___ Input records ___

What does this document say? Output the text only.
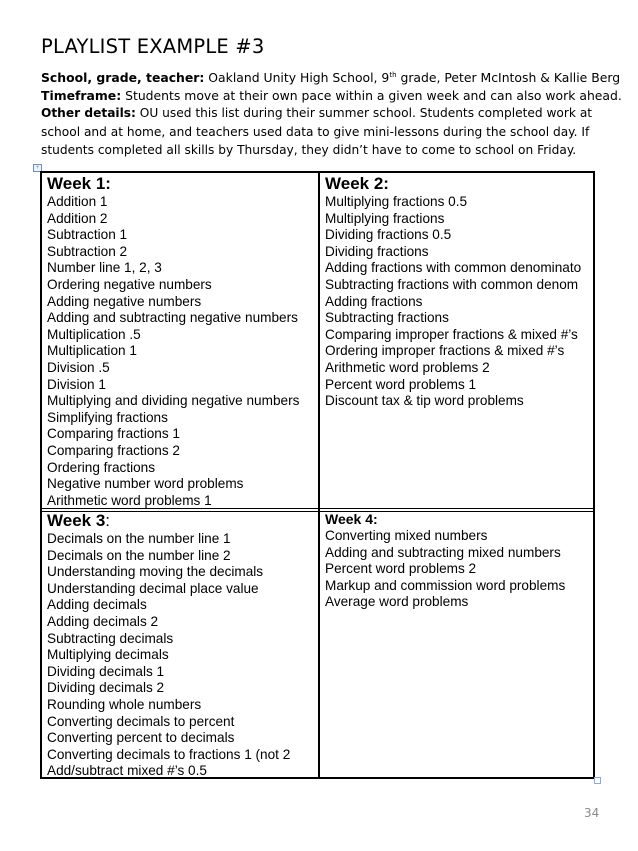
PLAYLIST EXAMPLE #3
School, grade, teacher: Oakland Unity High School, 9th grade, Peter McIntosh & Kallie Berg
Timeframe: Students move at their own pace within a given week and can also work ahead.
Other details: OU used this list during their summer school. Students completed work at school and at home, and teachers used data to give mini-lessons during the school day. If students completed all skills by Thursday, they didn’t have to come to school on Friday.
+
Week 1:
Addition 1
Addition 2
Subtraction 1
Subtraction 2
Number line 1, 2, 3
Ordering negative numbers
Adding negative numbers
Adding and subtracting negative numbers
Multiplication .5
Multiplication 1
Division .5
Division 1
Multiplying and dividing negative numbers
Simplifying fractions
Comparing fractions 1
Comparing fractions 2
Ordering fractions
Negative number word problems
Arithmetic word problems 1
Week 2:
Multiplying fractions 0.5
Multiplying fractions
Dividing fractions 0.5
Dividing fractions
Adding fractions with common denominato
Subtracting fractions with common denom
Adding fractions
Subtracting fractions
Comparing improper fractions & mixed #’s
Ordering improper fractions & mixed #’s
Arithmetic word problems 2
Percent word problems 1
Discount tax & tip word problems
Week 3:
Decimals on the number line 1
Decimals on the number line 2
Understanding moving the decimals
Understanding decimal place value
Adding decimals
Adding decimals 2
Subtracting decimals
Multiplying decimals
Dividing decimals 1
Dividing decimals 2
Rounding whole numbers
Converting decimals to percent
Converting percent to decimals
Converting decimals to fractions 1 (not 2
Add/subtract mixed #’s 0.5
Week 4:
Converting mixed numbers
Adding and subtracting mixed numbers
Percent word problems 2
Markup and commission word problems
Average word problems
34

___

**Written task:**
Write out the full listing verbatim, excluding its pictures.

**Solution for this task:**
What does this document say? Output the text only.
PLAYLIST EXAMPLE #3
School, grade, teacher: Oakland Unity High School, 9th grade, Peter McIntosh & Kallie Berg
Timeframe: Students move at their own pace within a given week and can also work ahead.
Other details: OU used this list during their summer school. Students completed work at school and at home, and teachers used data to give mini-lessons during the school day. If students completed all skills by Thursday, they didn’t have to come to school on Friday.
+
Week 1:
Addition 1
Addition 2
Subtraction 1
Subtraction 2
Number line 1, 2, 3
Ordering negative numbers
Adding negative numbers
Adding and subtracting negative numbers
Multiplication .5
Multiplication 1
Division .5
Division 1
Multiplying and dividing negative numbers
Simplifying fractions
Comparing fractions 1
Comparing fractions 2
Ordering fractions
Negative number word problems
Arithmetic word problems 1
Week 2:
Multiplying fractions 0.5
Multiplying fractions
Dividing fractions 0.5
Dividing fractions
Adding fractions with common denominato
Subtracting fractions with common denom
Adding fractions
Subtracting fractions
Comparing improper fractions & mixed #’s
Ordering improper fractions & mixed #’s
Arithmetic word problems 2
Percent word problems 1
Discount tax & tip word problems
Week 3:
Decimals on the number line 1
Decimals on the number line 2
Understanding moving the decimals
Understanding decimal place value
Adding decimals
Adding decimals 2
Subtracting decimals
Multiplying decimals
Dividing decimals 1
Dividing decimals 2
Rounding whole numbers
Converting decimals to percent
Converting percent to decimals
Converting decimals to fractions 1 (not 2
Add/subtract mixed #’s 0.5
Week 4:
Converting mixed numbers
Adding and subtracting mixed numbers
Percent word problems 2
Markup and commission word problems
Average word problems
34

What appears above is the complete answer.